- TASK DIRECTIONS
Repeat all the records exactly, omitting pictures.

Entries from a dataset:
——————————

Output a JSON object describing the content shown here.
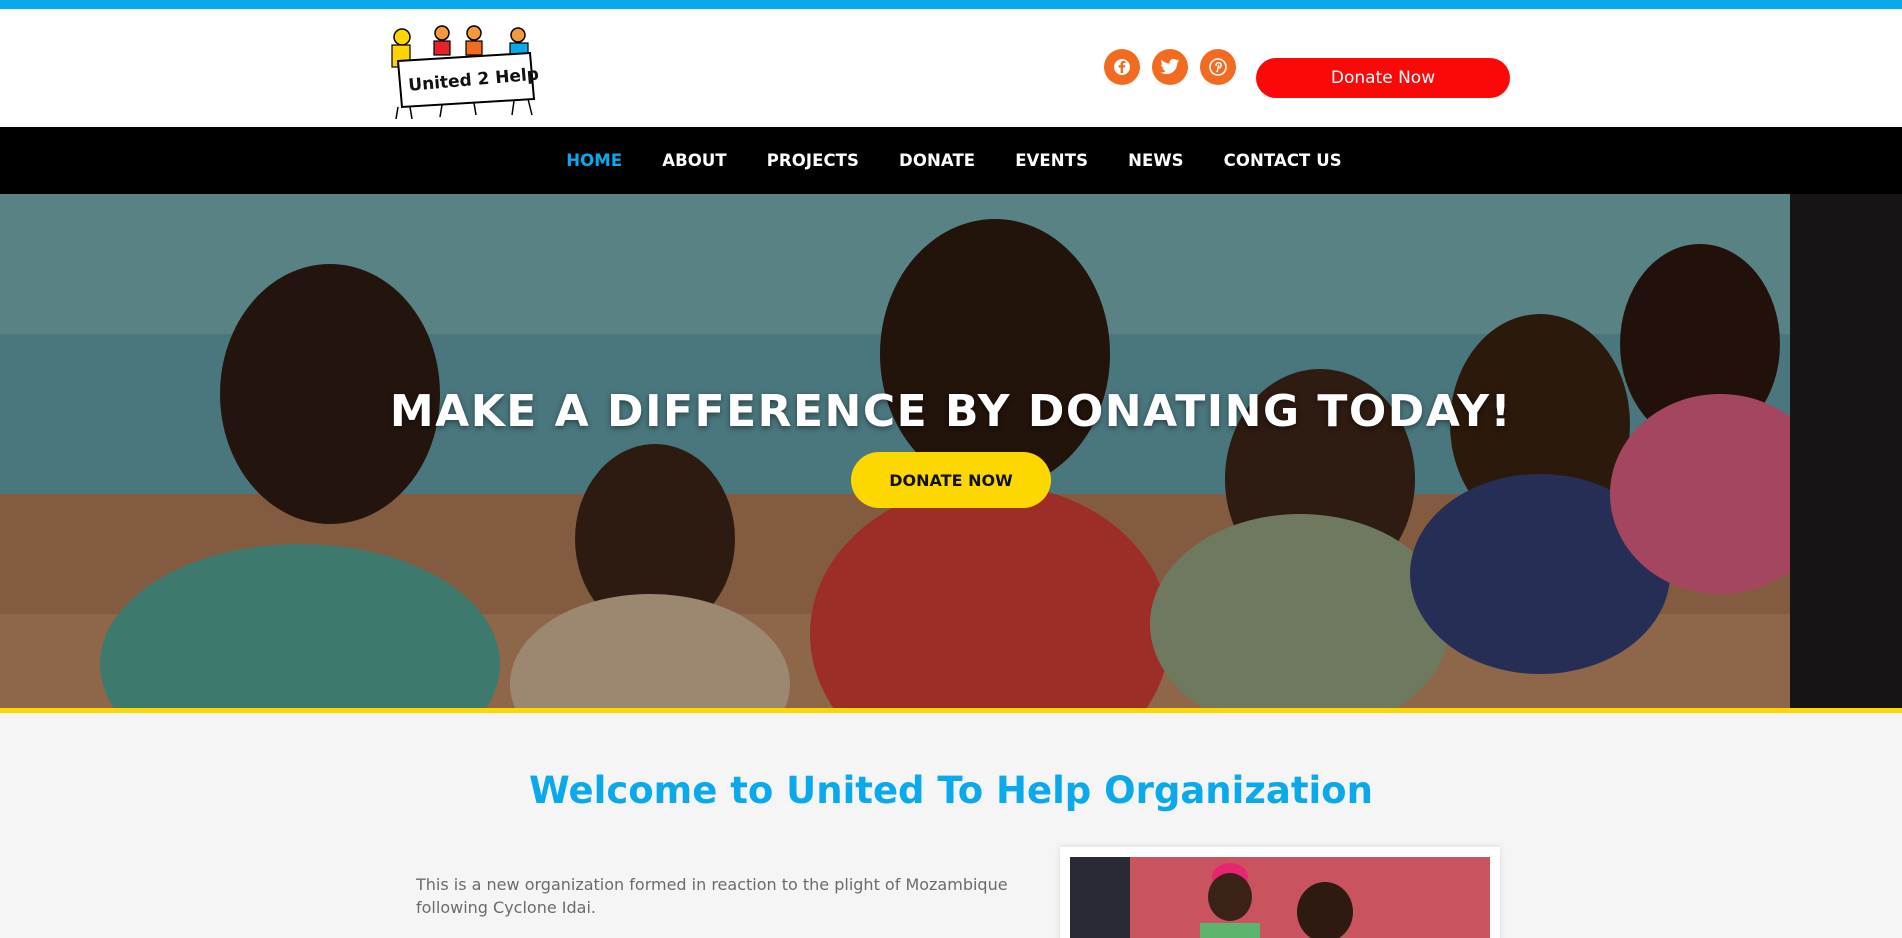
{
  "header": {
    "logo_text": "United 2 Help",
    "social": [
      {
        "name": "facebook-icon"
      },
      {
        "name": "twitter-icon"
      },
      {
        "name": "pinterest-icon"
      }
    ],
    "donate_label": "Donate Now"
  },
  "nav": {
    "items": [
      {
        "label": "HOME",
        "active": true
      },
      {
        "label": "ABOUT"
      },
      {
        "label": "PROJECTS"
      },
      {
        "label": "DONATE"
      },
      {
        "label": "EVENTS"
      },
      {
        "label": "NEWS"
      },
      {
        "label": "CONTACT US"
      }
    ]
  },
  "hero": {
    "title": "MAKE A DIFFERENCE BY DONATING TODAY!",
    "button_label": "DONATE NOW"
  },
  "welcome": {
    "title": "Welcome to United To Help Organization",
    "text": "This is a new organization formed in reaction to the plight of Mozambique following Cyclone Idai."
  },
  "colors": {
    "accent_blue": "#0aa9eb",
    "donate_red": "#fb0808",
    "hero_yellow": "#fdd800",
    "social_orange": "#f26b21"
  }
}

——————————

- RESULT OF THE TASK
Output a JSON object describing the content shown here.
{
  "header": {
    "logo_text": "United 2 Help",
    "social": [
      {
        "name": "facebook-icon"
      },
      {
        "name": "twitter-icon"
      },
      {
        "name": "pinterest-icon"
      }
    ],
    "donate_label": "Donate Now"
  },
  "nav": {
    "items": [
      {
        "label": "HOME",
        "active": true
      },
      {
        "label": "ABOUT"
      },
      {
        "label": "PROJECTS"
      },
      {
        "label": "DONATE"
      },
      {
        "label": "EVENTS"
      },
      {
        "label": "NEWS"
      },
      {
        "label": "CONTACT US"
      }
    ]
  },
  "hero": {
    "title": "MAKE A DIFFERENCE BY DONATING TODAY!",
    "button_label": "DONATE NOW"
  },
  "welcome": {
    "title": "Welcome to United To Help Organization",
    "text": "This is a new organization formed in reaction to the plight of Mozambique following Cyclone Idai."
  },
  "colors": {
    "accent_blue": "#0aa9eb",
    "donate_red": "#fb0808",
    "hero_yellow": "#fdd800",
    "social_orange": "#f26b21"
  }
}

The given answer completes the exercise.